Records for the task:
>> start

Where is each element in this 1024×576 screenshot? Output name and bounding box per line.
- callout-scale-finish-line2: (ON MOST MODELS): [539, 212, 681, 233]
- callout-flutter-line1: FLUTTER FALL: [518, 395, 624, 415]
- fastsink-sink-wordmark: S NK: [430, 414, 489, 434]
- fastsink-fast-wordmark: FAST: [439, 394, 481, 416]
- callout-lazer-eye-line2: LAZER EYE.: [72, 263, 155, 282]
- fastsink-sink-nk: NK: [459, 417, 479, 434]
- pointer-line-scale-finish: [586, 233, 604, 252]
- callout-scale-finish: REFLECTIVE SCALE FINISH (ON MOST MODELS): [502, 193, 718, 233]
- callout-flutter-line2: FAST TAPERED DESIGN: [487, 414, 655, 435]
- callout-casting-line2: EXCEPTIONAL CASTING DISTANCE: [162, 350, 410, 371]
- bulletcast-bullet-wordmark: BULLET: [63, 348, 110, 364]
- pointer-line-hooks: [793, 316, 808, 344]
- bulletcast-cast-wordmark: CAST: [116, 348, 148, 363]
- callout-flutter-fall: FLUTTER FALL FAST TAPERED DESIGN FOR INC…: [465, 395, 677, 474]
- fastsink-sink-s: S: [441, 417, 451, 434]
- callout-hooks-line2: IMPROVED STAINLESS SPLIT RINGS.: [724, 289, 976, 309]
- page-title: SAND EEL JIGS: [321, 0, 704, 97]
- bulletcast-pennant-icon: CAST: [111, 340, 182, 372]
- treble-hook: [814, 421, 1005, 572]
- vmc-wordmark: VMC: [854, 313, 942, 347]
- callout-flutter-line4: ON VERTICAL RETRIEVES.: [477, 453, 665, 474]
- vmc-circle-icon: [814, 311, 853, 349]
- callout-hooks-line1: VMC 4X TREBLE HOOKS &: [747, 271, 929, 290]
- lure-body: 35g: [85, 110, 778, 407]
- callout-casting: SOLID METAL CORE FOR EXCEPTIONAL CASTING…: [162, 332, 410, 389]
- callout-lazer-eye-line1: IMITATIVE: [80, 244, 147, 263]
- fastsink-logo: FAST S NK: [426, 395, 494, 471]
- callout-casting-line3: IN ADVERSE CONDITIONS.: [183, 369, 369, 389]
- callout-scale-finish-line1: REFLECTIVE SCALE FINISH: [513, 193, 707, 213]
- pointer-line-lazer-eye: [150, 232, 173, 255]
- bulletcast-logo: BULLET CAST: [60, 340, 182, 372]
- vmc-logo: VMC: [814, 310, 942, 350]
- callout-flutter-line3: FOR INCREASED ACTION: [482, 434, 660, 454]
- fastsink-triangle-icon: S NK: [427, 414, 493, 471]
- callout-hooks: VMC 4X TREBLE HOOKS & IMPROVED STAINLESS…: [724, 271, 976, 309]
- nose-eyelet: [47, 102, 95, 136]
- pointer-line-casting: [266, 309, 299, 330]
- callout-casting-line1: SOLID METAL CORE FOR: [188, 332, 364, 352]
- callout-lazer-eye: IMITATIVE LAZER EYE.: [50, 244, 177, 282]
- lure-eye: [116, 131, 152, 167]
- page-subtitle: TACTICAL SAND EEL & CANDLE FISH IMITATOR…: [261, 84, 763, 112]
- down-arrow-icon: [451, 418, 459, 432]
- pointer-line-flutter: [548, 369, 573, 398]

>> end

What you are asked to do:
Put every line of the entries into a Markdown table with the columns No. and Line, giving each line its row number and omitting blank lines.

Reply:
| No. | Line |
|---|---|
| 1 | Where is each element in this 1024×576 screenshot? Output name and bounding box per line. |
| 2 | - callout-scale-finish-line2: (ON MOST MODELS): [539, 212, 681, 233] |
| 3 | - callout-flutter-line1: FLUTTER FALL: [518, 395, 624, 415] |
| 4 | - fastsink-sink-wordmark: S NK: [430, 414, 489, 434] |
| 5 | - fastsink-fast-wordmark: FAST: [439, 394, 481, 416] |
| 6 | - callout-lazer-eye-line2: LAZER EYE.: [72, 263, 155, 282] |
| 7 | - fastsink-sink-nk: NK: [459, 417, 479, 434] |
| 8 | - pointer-line-scale-finish: [586, 233, 604, 252] |
| 9 | - callout-scale-finish: REFLECTIVE SCALE FINISH (ON MOST MODELS): [502, 193, 718, 233] |
| 10 | - callout-flutter-line2: FAST TAPERED DESIGN: [487, 414, 655, 435] |
| 11 | - callout-casting-line2: EXCEPTIONAL CASTING DISTANCE: [162, 350, 410, 371] |
| 12 | - bulletcast-bullet-wordmark: BULLET: [63, 348, 110, 364] |
| 13 | - pointer-line-hooks: [793, 316, 808, 344] |
| 14 | - bulletcast-cast-wordmark: CAST: [116, 348, 148, 363] |
| 15 | - callout-flutter-fall: FLUTTER FALL FAST TAPERED DESIGN FOR INC…: [465, 395, 677, 474] |
| 16 | - fastsink-sink-s: S: [441, 417, 451, 434] |
| 17 | - callout-hooks-line2: IMPROVED STAINLESS SPLIT RINGS.: [724, 289, 976, 309] |
| 18 | - page-title: SAND EEL JIGS: [321, 0, 704, 97] |
| 19 | - bulletcast-pennant-icon: CAST: [111, 340, 182, 372] |
| 20 | - treble-hook: [814, 421, 1005, 572] |
| 21 | - vmc-wordmark: VMC: [854, 313, 942, 347] |
| 22 | - callout-flutter-line4: ON VERTICAL RETRIEVES.: [477, 453, 665, 474] |
| 23 | - vmc-circle-icon: [814, 311, 853, 349] |
| 24 | - callout-hooks-line1: VMC 4X TREBLE HOOKS &: [747, 271, 929, 290] |
| 25 | - lure-body: 35g: [85, 110, 778, 407] |
| 26 | - callout-casting: SOLID METAL CORE FOR EXCEPTIONAL CASTING…: [162, 332, 410, 389] |
| 27 | - callout-lazer-eye-line1: IMITATIVE: [80, 244, 147, 263] |
| 28 | - fastsink-logo: FAST S NK: [426, 395, 494, 471] |
| 29 | - callout-casting-line3: IN ADVERSE CONDITIONS.: [183, 369, 369, 389] |
| 30 | - callout-scale-finish-line1: REFLECTIVE SCALE FINISH: [513, 193, 707, 213] |
| 31 | - pointer-line-lazer-eye: [150, 232, 173, 255] |
| 32 | - bulletcast-logo: BULLET CAST: [60, 340, 182, 372] |
| 33 | - vmc-logo: VMC: [814, 310, 942, 350] |
| 34 | - callout-flutter-line3: FOR INCREASED ACTION: [482, 434, 660, 454] |
| 35 | - fastsink-triangle-icon: S NK: [427, 414, 493, 471] |
| 36 | - callout-hooks: VMC 4X TREBLE HOOKS & IMPROVED STAINLESS…: [724, 271, 976, 309] |
| 37 | - nose-eyelet: [47, 102, 95, 136] |
| 38 | - pointer-line-casting: [266, 309, 299, 330] |
| 39 | - callout-casting-line1: SOLID METAL CORE FOR: [188, 332, 364, 352] |
| 40 | - callout-lazer-eye: IMITATIVE LAZER EYE.: [50, 244, 177, 282] |
| 41 | - lure-eye: [116, 131, 152, 167] |
| 42 | - page-subtitle: TACTICAL SAND EEL & CANDLE FISH IMITATOR…: [261, 84, 763, 112] |
| 43 | - down-arrow-icon: [451, 418, 459, 432] |
| 44 | - pointer-line-flutter: [548, 369, 573, 398] |